:: Dataset records

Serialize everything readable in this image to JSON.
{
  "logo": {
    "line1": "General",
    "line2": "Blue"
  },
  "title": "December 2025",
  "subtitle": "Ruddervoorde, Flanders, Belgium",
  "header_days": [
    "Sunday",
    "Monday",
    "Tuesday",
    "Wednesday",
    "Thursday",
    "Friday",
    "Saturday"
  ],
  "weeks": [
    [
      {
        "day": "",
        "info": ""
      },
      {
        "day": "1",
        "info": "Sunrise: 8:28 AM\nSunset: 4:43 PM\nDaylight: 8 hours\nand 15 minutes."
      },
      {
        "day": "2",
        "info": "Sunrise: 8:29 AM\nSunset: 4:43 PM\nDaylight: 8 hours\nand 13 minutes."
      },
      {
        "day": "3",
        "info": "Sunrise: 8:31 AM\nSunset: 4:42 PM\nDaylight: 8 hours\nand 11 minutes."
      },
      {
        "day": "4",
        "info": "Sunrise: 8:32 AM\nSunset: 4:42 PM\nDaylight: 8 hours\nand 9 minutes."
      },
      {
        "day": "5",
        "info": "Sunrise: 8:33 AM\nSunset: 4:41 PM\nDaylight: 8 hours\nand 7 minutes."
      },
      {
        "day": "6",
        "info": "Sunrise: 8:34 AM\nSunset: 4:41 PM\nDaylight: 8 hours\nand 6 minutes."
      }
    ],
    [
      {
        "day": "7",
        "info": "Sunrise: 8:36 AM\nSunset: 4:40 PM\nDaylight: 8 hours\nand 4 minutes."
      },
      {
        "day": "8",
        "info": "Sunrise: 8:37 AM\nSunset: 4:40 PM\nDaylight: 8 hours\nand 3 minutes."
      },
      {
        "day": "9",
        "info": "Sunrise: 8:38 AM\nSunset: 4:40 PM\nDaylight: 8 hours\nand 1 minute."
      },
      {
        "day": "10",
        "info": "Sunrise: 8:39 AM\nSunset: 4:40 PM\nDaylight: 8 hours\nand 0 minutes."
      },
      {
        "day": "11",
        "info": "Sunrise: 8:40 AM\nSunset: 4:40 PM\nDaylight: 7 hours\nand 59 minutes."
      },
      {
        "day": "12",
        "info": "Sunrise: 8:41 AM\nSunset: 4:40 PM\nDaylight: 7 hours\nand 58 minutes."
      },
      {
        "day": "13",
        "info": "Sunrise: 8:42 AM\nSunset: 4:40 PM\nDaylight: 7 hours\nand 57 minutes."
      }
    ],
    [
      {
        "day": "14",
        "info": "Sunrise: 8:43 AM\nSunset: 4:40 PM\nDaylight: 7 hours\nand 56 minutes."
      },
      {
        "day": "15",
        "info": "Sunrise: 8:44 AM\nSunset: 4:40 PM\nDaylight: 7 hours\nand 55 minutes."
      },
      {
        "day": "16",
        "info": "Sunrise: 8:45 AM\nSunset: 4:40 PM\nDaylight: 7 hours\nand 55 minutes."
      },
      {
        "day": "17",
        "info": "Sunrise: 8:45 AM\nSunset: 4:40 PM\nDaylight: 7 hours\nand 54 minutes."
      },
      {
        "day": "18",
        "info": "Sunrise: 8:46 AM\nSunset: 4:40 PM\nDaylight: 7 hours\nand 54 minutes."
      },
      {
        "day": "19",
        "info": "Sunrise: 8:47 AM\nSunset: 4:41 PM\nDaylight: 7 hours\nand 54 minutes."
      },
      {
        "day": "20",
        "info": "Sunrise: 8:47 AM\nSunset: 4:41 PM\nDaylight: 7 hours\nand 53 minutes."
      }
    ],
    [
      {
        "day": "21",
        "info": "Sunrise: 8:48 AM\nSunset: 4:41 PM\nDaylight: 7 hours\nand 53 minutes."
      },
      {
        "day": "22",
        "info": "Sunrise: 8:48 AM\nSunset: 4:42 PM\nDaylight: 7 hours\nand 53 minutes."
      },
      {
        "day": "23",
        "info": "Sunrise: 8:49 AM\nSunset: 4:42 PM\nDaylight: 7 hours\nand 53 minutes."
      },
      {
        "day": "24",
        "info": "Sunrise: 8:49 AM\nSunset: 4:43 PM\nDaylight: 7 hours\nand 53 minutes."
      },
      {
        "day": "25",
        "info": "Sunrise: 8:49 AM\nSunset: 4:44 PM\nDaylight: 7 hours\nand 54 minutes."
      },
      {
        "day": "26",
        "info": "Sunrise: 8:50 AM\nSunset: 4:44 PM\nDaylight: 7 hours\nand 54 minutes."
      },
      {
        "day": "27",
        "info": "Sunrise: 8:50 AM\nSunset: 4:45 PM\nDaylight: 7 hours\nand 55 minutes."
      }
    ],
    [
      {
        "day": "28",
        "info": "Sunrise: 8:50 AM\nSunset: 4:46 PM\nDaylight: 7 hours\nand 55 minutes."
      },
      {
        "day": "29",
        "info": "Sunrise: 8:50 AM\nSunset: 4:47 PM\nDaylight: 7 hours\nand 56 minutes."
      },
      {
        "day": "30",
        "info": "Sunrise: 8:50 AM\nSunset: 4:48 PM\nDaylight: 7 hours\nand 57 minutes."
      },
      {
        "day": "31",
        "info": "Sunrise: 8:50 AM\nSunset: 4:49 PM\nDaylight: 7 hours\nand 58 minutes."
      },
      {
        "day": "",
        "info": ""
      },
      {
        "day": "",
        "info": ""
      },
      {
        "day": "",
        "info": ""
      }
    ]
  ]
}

::::

* [Stated goal]
Can you restate every record above word for word?

* [Task output]
Serialize everything readable in this image to JSON.
{
  "logo": {
    "line1": "General",
    "line2": "Blue"
  },
  "title": "December 2025",
  "subtitle": "Ruddervoorde, Flanders, Belgium",
  "header_days": [
    "Sunday",
    "Monday",
    "Tuesday",
    "Wednesday",
    "Thursday",
    "Friday",
    "Saturday"
  ],
  "weeks": [
    [
      {
        "day": "",
        "info": ""
      },
      {
        "day": "1",
        "info": "Sunrise: 8:28 AM\nSunset: 4:43 PM\nDaylight: 8 hours\nand 15 minutes."
      },
      {
        "day": "2",
        "info": "Sunrise: 8:29 AM\nSunset: 4:43 PM\nDaylight: 8 hours\nand 13 minutes."
      },
      {
        "day": "3",
        "info": "Sunrise: 8:31 AM\nSunset: 4:42 PM\nDaylight: 8 hours\nand 11 minutes."
      },
      {
        "day": "4",
        "info": "Sunrise: 8:32 AM\nSunset: 4:42 PM\nDaylight: 8 hours\nand 9 minutes."
      },
      {
        "day": "5",
        "info": "Sunrise: 8:33 AM\nSunset: 4:41 PM\nDaylight: 8 hours\nand 7 minutes."
      },
      {
        "day": "6",
        "info": "Sunrise: 8:34 AM\nSunset: 4:41 PM\nDaylight: 8 hours\nand 6 minutes."
      }
    ],
    [
      {
        "day": "7",
        "info": "Sunrise: 8:36 AM\nSunset: 4:40 PM\nDaylight: 8 hours\nand 4 minutes."
      },
      {
        "day": "8",
        "info": "Sunrise: 8:37 AM\nSunset: 4:40 PM\nDaylight: 8 hours\nand 3 minutes."
      },
      {
        "day": "9",
        "info": "Sunrise: 8:38 AM\nSunset: 4:40 PM\nDaylight: 8 hours\nand 1 minute."
      },
      {
        "day": "10",
        "info": "Sunrise: 8:39 AM\nSunset: 4:40 PM\nDaylight: 8 hours\nand 0 minutes."
      },
      {
        "day": "11",
        "info": "Sunrise: 8:40 AM\nSunset: 4:40 PM\nDaylight: 7 hours\nand 59 minutes."
      },
      {
        "day": "12",
        "info": "Sunrise: 8:41 AM\nSunset: 4:40 PM\nDaylight: 7 hours\nand 58 minutes."
      },
      {
        "day": "13",
        "info": "Sunrise: 8:42 AM\nSunset: 4:40 PM\nDaylight: 7 hours\nand 57 minutes."
      }
    ],
    [
      {
        "day": "14",
        "info": "Sunrise: 8:43 AM\nSunset: 4:40 PM\nDaylight: 7 hours\nand 56 minutes."
      },
      {
        "day": "15",
        "info": "Sunrise: 8:44 AM\nSunset: 4:40 PM\nDaylight: 7 hours\nand 55 minutes."
      },
      {
        "day": "16",
        "info": "Sunrise: 8:45 AM\nSunset: 4:40 PM\nDaylight: 7 hours\nand 55 minutes."
      },
      {
        "day": "17",
        "info": "Sunrise: 8:45 AM\nSunset: 4:40 PM\nDaylight: 7 hours\nand 54 minutes."
      },
      {
        "day": "18",
        "info": "Sunrise: 8:46 AM\nSunset: 4:40 PM\nDaylight: 7 hours\nand 54 minutes."
      },
      {
        "day": "19",
        "info": "Sunrise: 8:47 AM\nSunset: 4:41 PM\nDaylight: 7 hours\nand 54 minutes."
      },
      {
        "day": "20",
        "info": "Sunrise: 8:47 AM\nSunset: 4:41 PM\nDaylight: 7 hours\nand 53 minutes."
      }
    ],
    [
      {
        "day": "21",
        "info": "Sunrise: 8:48 AM\nSunset: 4:41 PM\nDaylight: 7 hours\nand 53 minutes."
      },
      {
        "day": "22",
        "info": "Sunrise: 8:48 AM\nSunset: 4:42 PM\nDaylight: 7 hours\nand 53 minutes."
      },
      {
        "day": "23",
        "info": "Sunrise: 8:49 AM\nSunset: 4:42 PM\nDaylight: 7 hours\nand 53 minutes."
      },
      {
        "day": "24",
        "info": "Sunrise: 8:49 AM\nSunset: 4:43 PM\nDaylight: 7 hours\nand 53 minutes."
      },
      {
        "day": "25",
        "info": "Sunrise: 8:49 AM\nSunset: 4:44 PM\nDaylight: 7 hours\nand 54 minutes."
      },
      {
        "day": "26",
        "info": "Sunrise: 8:50 AM\nSunset: 4:44 PM\nDaylight: 7 hours\nand 54 minutes."
      },
      {
        "day": "27",
        "info": "Sunrise: 8:50 AM\nSunset: 4:45 PM\nDaylight: 7 hours\nand 55 minutes."
      }
    ],
    [
      {
        "day": "28",
        "info": "Sunrise: 8:50 AM\nSunset: 4:46 PM\nDaylight: 7 hours\nand 55 minutes."
      },
      {
        "day": "29",
        "info": "Sunrise: 8:50 AM\nSunset: 4:47 PM\nDaylight: 7 hours\nand 56 minutes."
      },
      {
        "day": "30",
        "info": "Sunrise: 8:50 AM\nSunset: 4:48 PM\nDaylight: 7 hours\nand 57 minutes."
      },
      {
        "day": "31",
        "info": "Sunrise: 8:50 AM\nSunset: 4:49 PM\nDaylight: 7 hours\nand 58 minutes."
      },
      {
        "day": "",
        "info": ""
      },
      {
        "day": "",
        "info": ""
      },
      {
        "day": "",
        "info": ""
      }
    ]
  ]
}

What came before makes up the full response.